→ PROMPT: Extract the lines that hold the string "response".
[DATA EXCERPTS start]
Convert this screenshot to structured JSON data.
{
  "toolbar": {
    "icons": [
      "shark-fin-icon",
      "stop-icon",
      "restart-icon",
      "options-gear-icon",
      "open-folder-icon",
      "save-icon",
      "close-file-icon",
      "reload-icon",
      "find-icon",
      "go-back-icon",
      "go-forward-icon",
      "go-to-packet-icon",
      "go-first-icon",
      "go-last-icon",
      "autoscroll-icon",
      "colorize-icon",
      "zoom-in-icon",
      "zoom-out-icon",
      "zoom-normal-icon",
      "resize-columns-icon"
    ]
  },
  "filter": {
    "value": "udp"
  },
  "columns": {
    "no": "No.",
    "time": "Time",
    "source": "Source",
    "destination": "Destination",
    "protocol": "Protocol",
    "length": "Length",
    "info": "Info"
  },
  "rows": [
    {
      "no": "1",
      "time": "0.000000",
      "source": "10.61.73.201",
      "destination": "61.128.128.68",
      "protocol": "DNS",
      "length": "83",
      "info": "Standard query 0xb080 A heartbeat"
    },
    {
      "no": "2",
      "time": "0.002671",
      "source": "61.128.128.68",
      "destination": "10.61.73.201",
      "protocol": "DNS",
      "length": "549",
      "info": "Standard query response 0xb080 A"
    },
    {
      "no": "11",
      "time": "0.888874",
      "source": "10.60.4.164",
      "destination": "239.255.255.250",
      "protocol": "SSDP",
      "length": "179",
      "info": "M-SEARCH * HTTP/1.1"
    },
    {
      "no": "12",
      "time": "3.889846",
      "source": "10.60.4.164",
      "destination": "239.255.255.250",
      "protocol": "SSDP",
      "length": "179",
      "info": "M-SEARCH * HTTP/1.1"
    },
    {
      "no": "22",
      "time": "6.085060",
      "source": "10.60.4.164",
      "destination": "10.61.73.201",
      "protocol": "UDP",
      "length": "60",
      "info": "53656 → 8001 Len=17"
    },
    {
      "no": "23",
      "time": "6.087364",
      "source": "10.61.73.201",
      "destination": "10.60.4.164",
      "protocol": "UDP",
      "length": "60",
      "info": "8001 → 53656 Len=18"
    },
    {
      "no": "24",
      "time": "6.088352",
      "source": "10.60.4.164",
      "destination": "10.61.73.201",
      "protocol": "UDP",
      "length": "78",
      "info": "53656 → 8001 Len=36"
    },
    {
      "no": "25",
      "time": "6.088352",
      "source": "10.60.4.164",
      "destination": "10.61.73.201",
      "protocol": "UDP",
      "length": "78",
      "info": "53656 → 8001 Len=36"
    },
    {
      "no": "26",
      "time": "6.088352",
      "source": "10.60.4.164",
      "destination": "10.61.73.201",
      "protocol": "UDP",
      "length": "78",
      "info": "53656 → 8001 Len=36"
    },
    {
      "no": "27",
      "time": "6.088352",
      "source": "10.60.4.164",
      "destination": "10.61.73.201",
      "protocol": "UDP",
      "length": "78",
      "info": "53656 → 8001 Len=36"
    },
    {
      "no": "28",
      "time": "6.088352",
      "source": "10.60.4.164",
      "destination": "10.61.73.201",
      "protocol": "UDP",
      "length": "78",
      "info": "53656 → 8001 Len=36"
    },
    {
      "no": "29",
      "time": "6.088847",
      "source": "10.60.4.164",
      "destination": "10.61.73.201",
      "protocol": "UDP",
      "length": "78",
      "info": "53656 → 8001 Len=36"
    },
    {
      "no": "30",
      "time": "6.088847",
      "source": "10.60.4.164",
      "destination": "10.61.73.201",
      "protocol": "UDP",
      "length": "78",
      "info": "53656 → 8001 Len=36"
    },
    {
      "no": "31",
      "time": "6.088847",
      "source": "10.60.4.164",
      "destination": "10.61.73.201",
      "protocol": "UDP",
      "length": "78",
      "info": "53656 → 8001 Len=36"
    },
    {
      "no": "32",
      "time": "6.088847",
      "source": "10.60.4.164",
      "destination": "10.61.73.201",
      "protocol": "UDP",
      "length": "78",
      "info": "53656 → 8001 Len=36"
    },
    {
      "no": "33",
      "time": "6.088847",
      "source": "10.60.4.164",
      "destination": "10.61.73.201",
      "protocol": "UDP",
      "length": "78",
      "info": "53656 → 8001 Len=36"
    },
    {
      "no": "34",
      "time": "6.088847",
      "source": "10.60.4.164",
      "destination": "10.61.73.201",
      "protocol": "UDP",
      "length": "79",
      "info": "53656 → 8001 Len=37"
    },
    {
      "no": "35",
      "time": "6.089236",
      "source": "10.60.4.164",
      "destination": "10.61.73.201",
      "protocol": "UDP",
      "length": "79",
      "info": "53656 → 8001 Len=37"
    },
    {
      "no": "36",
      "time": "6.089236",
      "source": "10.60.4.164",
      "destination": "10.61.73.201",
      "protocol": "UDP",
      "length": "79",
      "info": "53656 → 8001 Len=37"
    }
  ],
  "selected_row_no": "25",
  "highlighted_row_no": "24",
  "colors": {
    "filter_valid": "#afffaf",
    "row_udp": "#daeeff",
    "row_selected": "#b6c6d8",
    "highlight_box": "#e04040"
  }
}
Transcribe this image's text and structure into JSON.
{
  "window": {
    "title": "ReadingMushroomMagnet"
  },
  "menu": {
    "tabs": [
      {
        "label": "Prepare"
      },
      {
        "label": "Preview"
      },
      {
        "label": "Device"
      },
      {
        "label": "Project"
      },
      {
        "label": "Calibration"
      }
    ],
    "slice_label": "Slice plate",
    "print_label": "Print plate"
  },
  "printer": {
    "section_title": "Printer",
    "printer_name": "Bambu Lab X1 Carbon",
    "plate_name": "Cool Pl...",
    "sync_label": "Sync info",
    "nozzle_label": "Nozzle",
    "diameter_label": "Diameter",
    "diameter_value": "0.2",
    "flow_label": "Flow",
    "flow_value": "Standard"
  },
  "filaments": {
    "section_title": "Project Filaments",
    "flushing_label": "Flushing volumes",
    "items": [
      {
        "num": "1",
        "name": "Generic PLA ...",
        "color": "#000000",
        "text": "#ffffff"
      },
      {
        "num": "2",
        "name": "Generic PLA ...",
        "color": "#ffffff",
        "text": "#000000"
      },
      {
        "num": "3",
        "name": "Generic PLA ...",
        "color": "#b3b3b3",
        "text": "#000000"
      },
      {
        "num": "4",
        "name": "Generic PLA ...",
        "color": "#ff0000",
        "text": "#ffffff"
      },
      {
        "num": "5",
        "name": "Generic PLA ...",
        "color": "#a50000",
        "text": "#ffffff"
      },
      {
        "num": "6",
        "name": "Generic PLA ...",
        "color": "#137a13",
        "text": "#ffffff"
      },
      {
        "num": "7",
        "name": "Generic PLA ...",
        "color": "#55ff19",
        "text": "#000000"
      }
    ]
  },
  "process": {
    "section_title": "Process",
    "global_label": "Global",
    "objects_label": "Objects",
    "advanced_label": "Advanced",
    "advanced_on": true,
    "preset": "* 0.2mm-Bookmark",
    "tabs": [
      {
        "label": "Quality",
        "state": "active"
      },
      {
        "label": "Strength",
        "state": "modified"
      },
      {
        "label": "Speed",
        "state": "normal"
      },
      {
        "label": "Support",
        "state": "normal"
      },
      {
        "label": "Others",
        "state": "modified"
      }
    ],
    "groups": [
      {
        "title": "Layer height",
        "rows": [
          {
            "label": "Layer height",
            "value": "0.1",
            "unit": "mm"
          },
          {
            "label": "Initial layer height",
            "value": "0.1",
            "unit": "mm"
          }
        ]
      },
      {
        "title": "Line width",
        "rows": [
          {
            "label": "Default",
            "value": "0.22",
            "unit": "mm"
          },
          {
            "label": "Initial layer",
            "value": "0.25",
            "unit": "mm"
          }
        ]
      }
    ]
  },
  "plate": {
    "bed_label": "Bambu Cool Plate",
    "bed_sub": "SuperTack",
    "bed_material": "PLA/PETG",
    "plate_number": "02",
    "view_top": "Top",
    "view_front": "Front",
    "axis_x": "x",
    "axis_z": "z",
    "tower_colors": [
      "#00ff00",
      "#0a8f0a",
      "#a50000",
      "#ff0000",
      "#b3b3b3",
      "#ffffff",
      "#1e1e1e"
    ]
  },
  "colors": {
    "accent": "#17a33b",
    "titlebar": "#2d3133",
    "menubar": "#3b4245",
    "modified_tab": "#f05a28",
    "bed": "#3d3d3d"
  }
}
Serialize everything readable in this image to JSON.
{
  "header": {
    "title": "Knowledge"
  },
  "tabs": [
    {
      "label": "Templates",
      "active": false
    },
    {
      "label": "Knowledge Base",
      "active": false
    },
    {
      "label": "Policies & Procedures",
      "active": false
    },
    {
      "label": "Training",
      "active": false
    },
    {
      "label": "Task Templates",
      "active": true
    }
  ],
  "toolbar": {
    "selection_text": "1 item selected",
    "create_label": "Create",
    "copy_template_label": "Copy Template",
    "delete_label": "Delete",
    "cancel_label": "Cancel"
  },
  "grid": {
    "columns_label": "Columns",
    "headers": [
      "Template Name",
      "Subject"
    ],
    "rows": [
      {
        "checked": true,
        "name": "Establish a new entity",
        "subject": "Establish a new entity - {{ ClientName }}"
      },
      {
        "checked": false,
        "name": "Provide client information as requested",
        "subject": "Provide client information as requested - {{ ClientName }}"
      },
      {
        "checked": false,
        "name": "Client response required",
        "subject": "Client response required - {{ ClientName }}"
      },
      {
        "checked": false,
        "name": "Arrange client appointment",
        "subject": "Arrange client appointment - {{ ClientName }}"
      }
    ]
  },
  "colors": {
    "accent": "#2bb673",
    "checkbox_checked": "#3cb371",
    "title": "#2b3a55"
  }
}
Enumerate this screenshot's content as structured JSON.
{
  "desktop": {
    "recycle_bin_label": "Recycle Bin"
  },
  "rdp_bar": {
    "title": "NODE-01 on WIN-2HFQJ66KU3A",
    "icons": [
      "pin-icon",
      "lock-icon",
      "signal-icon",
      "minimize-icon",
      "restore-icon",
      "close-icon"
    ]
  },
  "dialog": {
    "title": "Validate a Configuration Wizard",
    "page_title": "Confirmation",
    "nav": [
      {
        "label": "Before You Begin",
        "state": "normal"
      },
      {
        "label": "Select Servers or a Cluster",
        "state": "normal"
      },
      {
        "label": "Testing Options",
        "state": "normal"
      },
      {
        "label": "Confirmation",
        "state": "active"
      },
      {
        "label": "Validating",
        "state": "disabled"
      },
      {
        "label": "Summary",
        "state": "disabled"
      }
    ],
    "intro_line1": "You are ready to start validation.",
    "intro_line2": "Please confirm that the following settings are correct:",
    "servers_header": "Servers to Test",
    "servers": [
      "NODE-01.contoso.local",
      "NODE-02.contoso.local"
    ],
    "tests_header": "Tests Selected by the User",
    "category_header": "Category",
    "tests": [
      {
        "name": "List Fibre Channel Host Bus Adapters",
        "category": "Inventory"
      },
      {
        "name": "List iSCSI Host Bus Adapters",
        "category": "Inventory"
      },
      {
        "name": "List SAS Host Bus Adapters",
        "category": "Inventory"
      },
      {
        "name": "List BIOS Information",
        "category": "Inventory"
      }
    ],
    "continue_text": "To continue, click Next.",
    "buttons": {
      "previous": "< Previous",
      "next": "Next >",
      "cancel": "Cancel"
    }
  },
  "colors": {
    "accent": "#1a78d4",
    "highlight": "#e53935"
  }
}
[DATA EXCERPTS end]
→ TASK SOLUTION:
      "info": "Standard query response 0xb080 A"
        "name": "Client response required",
        "subject": "Client response required - {{ ClientName }}"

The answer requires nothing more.